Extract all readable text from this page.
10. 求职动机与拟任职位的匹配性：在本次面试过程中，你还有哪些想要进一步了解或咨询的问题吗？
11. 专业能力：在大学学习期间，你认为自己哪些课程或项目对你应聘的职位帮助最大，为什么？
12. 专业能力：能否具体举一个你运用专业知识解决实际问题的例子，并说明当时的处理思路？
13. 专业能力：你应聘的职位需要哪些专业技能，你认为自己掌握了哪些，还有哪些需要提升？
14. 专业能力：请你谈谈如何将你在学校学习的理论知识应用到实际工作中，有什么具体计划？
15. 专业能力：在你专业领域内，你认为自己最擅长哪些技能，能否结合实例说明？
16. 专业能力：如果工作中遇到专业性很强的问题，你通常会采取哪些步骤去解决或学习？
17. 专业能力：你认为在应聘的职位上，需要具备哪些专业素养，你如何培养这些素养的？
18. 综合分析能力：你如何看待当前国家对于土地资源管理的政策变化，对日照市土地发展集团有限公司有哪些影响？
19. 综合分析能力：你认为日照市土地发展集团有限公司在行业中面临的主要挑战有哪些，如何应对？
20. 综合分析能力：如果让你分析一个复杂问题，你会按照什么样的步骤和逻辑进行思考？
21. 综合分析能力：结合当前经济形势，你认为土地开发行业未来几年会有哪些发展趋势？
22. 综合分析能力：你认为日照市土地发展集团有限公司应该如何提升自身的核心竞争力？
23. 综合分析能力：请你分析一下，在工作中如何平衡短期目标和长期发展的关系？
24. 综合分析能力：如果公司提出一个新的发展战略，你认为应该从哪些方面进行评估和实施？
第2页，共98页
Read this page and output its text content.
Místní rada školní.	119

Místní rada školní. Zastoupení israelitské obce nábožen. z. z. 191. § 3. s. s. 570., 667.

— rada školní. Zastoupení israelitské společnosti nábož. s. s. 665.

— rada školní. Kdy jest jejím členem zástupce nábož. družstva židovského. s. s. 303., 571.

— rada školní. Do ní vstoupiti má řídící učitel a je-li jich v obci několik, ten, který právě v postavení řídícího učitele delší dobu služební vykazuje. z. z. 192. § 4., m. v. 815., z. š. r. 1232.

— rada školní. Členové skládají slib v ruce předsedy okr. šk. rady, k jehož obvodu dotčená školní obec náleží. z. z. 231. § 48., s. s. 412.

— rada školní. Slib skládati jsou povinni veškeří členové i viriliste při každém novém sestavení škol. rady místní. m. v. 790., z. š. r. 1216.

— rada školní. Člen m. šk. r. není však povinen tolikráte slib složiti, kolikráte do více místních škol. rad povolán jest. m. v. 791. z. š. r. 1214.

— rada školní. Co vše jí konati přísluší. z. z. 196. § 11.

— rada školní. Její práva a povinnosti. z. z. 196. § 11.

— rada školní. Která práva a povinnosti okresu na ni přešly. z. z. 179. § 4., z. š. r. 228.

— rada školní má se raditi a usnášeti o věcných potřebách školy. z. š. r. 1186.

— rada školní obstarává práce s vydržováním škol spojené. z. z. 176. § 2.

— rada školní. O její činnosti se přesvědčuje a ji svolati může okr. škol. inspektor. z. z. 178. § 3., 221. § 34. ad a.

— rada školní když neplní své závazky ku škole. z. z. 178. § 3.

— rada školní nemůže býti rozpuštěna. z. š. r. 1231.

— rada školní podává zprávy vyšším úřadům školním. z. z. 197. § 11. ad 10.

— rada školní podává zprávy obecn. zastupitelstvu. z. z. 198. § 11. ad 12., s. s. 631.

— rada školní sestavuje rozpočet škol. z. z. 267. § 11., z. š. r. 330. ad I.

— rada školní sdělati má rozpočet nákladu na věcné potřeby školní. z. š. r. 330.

Exercise aim: Type out the whole listing above again, exactly as it stands.

Task solution:
Extract all readable text from this page.
10. 求职动机与拟任职位的匹配性：在本次面试过程中，你还有哪些想要进一步了解或咨询的问题吗？
11. 专业能力：在大学学习期间，你认为自己哪些课程或项目对你应聘的职位帮助最大，为什么？
12. 专业能力：能否具体举一个你运用专业知识解决实际问题的例子，并说明当时的处理思路？
13. 专业能力：你应聘的职位需要哪些专业技能，你认为自己掌握了哪些，还有哪些需要提升？
14. 专业能力：请你谈谈如何将你在学校学习的理论知识应用到实际工作中，有什么具体计划？
15. 专业能力：在你专业领域内，你认为自己最擅长哪些技能，能否结合实例说明？
16. 专业能力：如果工作中遇到专业性很强的问题，你通常会采取哪些步骤去解决或学习？
17. 专业能力：你认为在应聘的职位上，需要具备哪些专业素养，你如何培养这些素养的？
18. 综合分析能力：你如何看待当前国家对于土地资源管理的政策变化，对日照市土地发展集团有限公司有哪些影响？
19. 综合分析能力：你认为日照市土地发展集团有限公司在行业中面临的主要挑战有哪些，如何应对？
20. 综合分析能力：如果让你分析一个复杂问题，你会按照什么样的步骤和逻辑进行思考？
21. 综合分析能力：结合当前经济形势，你认为土地开发行业未来几年会有哪些发展趋势？
22. 综合分析能力：你认为日照市土地发展集团有限公司应该如何提升自身的核心竞争力？
23. 综合分析能力：请你分析一下，在工作中如何平衡短期目标和长期发展的关系？
24. 综合分析能力：如果公司提出一个新的发展战略，你认为应该从哪些方面进行评估和实施？
第2页，共98页
Read this page and output its text content.
Místní rada školní.	119

Místní rada školní. Zastoupení israelitské obce nábožen. z. z. 191. § 3. s. s. 570., 667.

— rada školní. Zastoupení israelitské společnosti nábož. s. s. 665.

— rada školní. Kdy jest jejím členem zástupce nábož. družstva židovského. s. s. 303., 571.

— rada školní. Do ní vstoupiti má řídící učitel a je-li jich v obci několik, ten, který právě v postavení řídícího učitele delší dobu služební vykazuje. z. z. 192. § 4., m. v. 815., z. š. r. 1232.

— rada školní. Členové skládají slib v ruce předsedy okr. šk. rady, k jehož obvodu dotčená školní obec náleží. z. z. 231. § 48., s. s. 412.

— rada školní. Slib skládati jsou povinni veškeří členové i viriliste při každém novém sestavení škol. rady místní. m. v. 790., z. š. r. 1216.

— rada školní. Člen m. šk. r. není však povinen tolikráte slib složiti, kolikráte do více místních škol. rad povolán jest. m. v. 791. z. š. r. 1214.

— rada školní. Co vše jí konati přísluší. z. z. 196. § 11.

— rada školní. Její práva a povinnosti. z. z. 196. § 11.

— rada školní. Která práva a povinnosti okresu na ni přešly. z. z. 179. § 4., z. š. r. 228.

— rada školní má se raditi a usnášeti o věcných potřebách školy. z. š. r. 1186.

— rada školní obstarává práce s vydržováním škol spojené. z. z. 176. § 2.

— rada školní. O její činnosti se přesvědčuje a ji svolati může okr. škol. inspektor. z. z. 178. § 3., 221. § 34. ad a.

— rada školní když neplní své závazky ku škole. z. z. 178. § 3.

— rada školní nemůže býti rozpuštěna. z. š. r. 1231.

— rada školní podává zprávy vyšším úřadům školním. z. z. 197. § 11. ad 10.

— rada školní podává zprávy obecn. zastupitelstvu. z. z. 198. § 11. ad 12., s. s. 631.

— rada školní sestavuje rozpočet škol. z. z. 267. § 11., z. š. r. 330. ad I.

— rada školní sdělati má rozpočet nákladu na věcné potřeby školní. z. š. r. 330.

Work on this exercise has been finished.